→ WORK REQUIRED: Locate the lines where "Interviews" occurs and copy them as they stand.

→ DATA RECORDS:
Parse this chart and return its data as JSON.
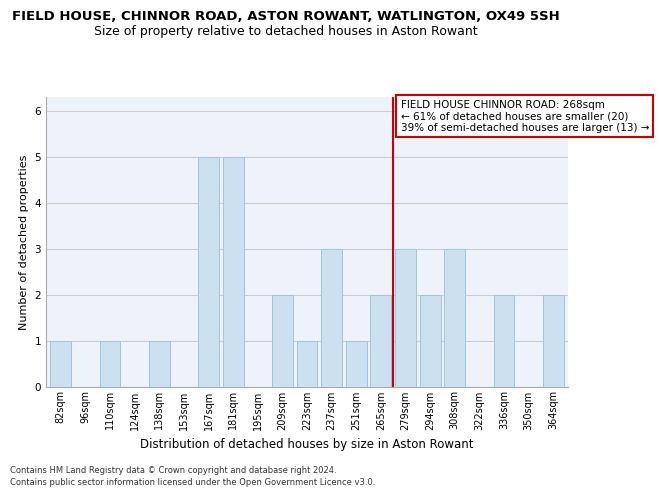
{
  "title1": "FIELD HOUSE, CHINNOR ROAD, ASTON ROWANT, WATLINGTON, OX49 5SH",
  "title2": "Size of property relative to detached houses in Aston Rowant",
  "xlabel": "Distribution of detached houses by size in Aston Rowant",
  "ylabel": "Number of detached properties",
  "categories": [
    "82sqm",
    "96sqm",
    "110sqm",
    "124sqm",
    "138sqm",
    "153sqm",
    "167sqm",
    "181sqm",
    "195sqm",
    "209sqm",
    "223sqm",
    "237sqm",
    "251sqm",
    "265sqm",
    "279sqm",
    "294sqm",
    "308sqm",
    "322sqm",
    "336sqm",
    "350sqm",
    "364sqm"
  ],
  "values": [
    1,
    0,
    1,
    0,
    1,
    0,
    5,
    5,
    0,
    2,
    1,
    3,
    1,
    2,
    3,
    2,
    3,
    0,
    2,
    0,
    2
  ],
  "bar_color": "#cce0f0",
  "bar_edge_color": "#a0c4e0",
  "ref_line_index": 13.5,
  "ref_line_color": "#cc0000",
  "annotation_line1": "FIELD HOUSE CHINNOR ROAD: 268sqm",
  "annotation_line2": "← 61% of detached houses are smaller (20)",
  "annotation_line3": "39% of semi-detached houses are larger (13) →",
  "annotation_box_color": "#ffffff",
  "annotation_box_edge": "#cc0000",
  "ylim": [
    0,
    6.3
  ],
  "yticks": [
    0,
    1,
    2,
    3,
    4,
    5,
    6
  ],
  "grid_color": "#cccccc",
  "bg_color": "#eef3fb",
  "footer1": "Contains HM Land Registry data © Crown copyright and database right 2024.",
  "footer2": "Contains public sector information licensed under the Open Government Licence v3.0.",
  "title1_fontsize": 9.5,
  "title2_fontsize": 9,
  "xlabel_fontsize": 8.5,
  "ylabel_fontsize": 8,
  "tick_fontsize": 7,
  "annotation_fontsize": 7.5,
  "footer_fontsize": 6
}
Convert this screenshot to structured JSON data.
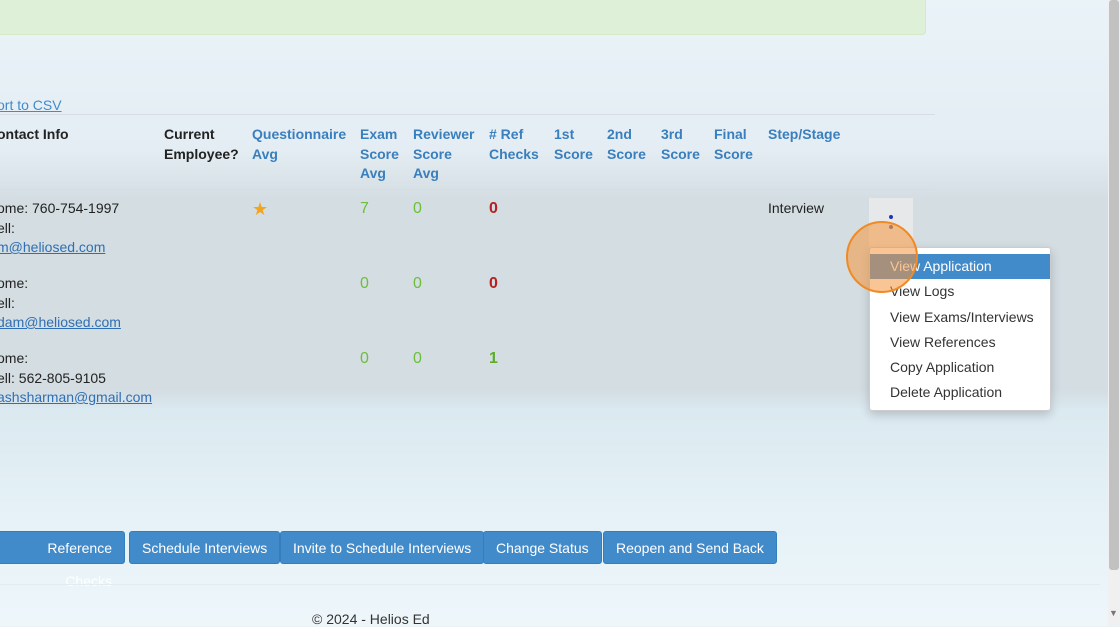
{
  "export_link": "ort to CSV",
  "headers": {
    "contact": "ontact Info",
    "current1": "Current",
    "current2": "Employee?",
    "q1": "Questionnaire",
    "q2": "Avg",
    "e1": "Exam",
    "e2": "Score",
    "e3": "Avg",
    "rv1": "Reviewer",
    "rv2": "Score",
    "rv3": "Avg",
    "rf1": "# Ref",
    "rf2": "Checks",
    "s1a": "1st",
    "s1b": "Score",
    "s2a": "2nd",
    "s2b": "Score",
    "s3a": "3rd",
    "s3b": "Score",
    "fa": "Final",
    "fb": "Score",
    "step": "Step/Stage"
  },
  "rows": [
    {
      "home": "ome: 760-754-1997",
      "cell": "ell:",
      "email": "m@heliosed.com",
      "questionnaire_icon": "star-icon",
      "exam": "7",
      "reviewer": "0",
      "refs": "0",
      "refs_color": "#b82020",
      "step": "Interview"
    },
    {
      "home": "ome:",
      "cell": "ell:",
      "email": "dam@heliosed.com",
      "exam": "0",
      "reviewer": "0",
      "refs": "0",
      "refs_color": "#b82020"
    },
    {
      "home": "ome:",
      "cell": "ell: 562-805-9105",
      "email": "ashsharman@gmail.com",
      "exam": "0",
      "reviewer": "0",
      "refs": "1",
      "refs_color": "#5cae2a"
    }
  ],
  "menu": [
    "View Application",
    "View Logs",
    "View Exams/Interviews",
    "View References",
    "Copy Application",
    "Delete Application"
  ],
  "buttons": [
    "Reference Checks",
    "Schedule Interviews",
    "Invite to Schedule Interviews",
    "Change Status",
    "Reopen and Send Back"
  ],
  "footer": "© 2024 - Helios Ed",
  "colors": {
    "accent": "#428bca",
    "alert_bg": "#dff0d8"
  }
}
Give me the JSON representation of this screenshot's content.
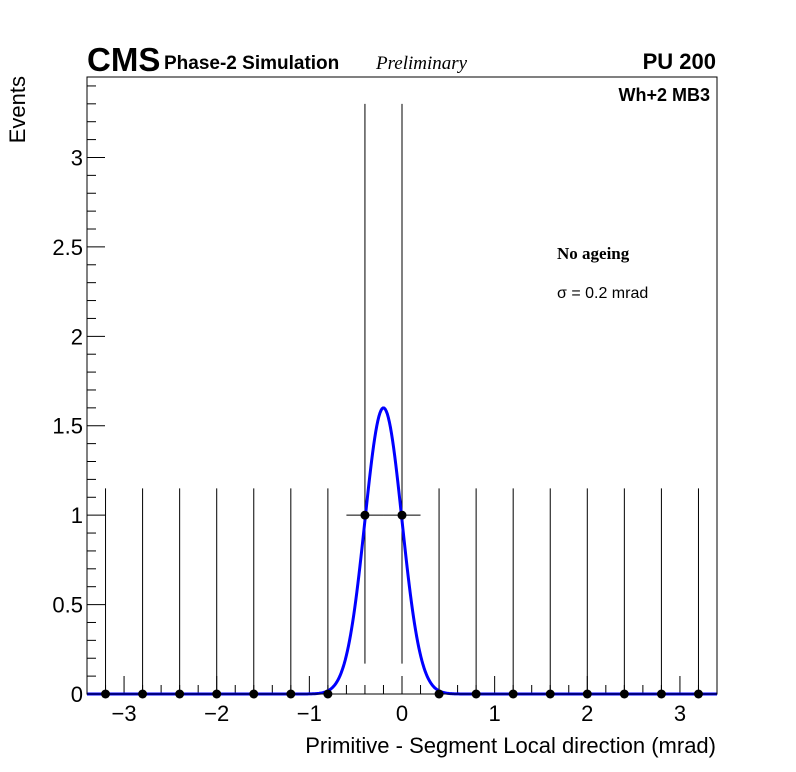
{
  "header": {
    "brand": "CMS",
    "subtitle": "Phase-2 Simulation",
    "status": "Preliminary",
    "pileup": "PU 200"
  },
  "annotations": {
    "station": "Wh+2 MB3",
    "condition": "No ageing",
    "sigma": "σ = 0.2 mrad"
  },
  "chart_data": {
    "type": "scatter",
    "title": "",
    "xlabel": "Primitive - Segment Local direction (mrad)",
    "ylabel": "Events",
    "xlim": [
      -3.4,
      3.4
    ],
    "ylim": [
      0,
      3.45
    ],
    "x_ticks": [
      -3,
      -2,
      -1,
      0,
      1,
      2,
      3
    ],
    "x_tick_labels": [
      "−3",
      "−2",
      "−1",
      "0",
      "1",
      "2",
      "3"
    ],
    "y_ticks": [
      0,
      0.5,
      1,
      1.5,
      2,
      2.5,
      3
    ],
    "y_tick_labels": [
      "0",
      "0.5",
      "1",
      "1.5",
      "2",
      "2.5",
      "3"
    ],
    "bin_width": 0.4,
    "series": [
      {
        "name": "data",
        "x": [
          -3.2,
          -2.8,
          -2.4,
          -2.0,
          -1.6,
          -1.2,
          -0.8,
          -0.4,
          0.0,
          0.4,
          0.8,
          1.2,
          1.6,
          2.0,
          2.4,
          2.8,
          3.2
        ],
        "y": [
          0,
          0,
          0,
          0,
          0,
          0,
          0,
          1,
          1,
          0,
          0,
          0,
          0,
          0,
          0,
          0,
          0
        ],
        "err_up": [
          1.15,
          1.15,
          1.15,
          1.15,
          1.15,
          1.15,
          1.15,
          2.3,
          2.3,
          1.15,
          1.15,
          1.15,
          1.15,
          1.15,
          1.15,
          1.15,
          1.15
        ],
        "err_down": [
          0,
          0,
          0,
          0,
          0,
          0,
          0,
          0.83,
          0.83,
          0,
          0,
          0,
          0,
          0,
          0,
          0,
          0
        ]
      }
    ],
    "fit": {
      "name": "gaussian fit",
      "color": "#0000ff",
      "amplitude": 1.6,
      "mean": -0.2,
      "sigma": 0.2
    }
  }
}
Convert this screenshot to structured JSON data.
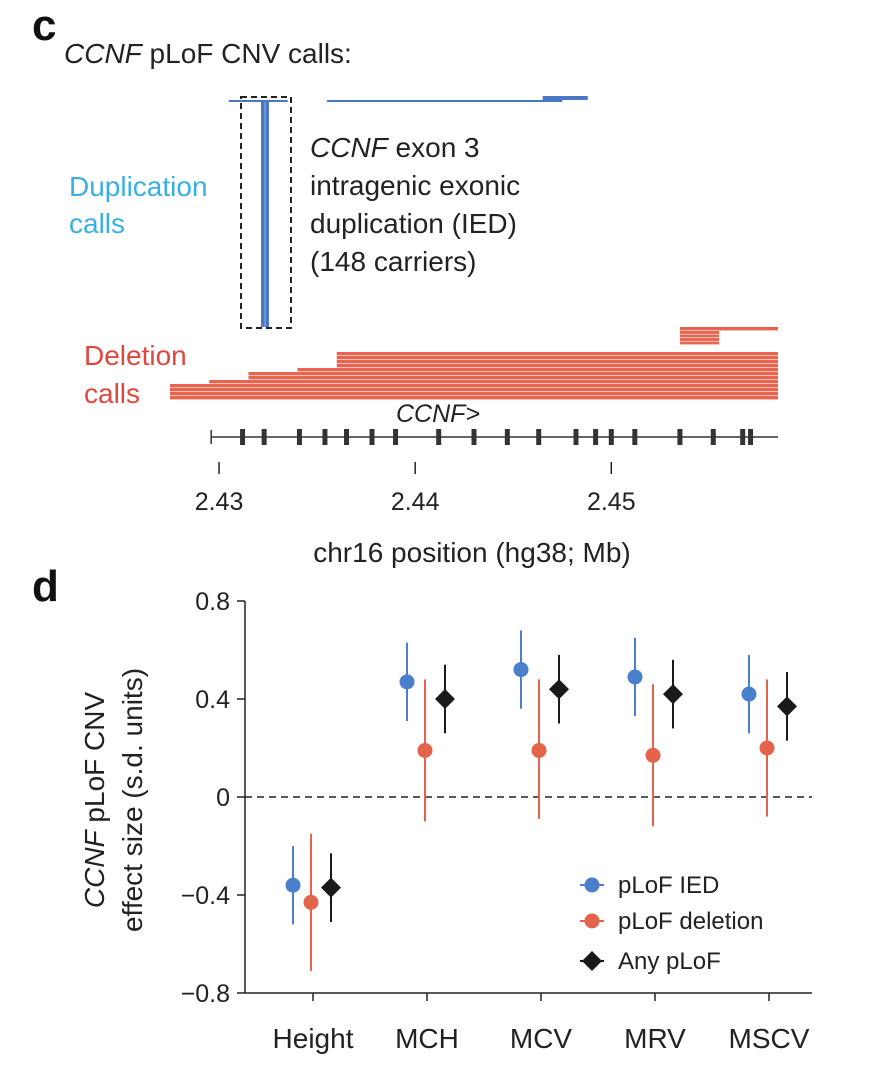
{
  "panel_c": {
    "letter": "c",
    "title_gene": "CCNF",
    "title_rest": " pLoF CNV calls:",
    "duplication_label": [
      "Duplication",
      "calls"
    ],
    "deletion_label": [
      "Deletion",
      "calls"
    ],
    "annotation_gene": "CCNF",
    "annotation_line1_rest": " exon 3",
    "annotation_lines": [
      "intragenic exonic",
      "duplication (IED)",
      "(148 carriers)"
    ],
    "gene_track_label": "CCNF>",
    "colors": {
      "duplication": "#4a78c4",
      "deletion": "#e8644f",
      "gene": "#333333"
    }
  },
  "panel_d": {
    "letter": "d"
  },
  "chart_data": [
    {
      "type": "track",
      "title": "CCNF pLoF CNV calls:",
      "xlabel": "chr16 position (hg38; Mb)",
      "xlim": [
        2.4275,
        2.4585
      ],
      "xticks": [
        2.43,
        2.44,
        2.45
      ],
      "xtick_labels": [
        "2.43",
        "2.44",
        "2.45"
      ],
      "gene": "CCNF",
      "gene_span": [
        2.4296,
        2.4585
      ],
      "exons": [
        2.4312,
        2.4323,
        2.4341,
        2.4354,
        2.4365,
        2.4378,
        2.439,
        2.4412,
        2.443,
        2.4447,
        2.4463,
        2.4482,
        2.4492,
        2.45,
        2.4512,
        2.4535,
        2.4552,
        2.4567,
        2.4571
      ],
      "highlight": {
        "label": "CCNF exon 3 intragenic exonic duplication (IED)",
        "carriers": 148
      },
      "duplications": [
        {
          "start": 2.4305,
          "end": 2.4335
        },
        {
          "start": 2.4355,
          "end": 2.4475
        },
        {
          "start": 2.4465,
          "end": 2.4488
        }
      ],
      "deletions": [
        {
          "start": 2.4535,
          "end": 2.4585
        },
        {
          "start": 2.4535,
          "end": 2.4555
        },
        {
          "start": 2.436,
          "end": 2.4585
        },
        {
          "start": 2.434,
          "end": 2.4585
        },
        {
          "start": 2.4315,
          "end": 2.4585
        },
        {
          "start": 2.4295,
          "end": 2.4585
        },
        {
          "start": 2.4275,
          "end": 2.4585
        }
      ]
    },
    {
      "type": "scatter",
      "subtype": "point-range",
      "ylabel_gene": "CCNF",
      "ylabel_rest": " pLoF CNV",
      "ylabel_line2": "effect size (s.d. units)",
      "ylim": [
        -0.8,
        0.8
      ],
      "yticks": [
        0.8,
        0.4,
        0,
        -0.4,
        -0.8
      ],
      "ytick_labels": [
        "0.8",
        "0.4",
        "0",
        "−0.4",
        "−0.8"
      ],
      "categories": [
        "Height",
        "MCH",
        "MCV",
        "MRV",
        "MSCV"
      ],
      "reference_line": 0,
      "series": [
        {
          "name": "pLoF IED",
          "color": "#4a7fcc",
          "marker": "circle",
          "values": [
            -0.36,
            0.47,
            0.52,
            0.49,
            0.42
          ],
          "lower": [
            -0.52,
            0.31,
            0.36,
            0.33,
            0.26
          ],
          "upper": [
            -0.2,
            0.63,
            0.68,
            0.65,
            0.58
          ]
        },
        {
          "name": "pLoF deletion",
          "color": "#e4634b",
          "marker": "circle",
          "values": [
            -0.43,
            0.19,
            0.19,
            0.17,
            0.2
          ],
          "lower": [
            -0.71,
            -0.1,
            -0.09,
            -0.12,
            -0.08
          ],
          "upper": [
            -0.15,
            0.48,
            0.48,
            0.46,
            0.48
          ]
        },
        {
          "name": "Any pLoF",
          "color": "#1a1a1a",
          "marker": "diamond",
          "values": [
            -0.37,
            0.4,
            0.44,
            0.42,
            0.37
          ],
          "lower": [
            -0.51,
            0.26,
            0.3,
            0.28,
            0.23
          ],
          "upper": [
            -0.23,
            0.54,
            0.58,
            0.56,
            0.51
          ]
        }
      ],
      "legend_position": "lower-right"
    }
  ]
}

→ THE REPLY:
    "View Exams/Interviews",
    "Schedule Interviews",
    "Invite to Schedule Interviews",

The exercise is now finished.